---- Given entries
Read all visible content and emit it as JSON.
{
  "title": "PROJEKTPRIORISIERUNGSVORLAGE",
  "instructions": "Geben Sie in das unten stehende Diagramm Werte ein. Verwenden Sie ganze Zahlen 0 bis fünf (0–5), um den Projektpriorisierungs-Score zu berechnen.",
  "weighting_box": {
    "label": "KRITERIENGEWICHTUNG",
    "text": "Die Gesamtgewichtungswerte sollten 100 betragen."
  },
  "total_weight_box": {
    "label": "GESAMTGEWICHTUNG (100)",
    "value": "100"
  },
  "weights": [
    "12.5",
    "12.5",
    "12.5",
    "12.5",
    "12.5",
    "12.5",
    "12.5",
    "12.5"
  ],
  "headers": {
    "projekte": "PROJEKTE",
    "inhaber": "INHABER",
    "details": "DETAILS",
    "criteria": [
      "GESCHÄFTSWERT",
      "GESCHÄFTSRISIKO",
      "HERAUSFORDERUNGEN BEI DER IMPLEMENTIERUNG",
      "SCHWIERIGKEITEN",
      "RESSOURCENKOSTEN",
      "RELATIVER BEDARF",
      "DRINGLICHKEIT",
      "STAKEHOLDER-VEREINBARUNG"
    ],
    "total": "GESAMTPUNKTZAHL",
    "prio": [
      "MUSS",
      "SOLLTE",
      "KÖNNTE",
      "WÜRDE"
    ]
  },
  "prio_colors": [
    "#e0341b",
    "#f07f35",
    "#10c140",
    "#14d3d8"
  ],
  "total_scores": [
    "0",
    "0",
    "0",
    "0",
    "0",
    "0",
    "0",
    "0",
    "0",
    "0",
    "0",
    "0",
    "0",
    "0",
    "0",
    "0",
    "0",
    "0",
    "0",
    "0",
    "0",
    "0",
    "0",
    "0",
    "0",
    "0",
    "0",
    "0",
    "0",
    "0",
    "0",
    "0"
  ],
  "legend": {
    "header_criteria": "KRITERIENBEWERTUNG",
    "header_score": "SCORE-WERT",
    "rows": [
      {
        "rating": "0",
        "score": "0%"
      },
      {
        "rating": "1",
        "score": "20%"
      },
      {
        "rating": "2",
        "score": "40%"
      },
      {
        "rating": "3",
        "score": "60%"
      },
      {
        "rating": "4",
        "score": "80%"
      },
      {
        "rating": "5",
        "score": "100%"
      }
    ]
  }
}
--------
[Written problem]:
From the material above, count the lines that include "rating" and give only the total.

[Reply to the exercise]:
6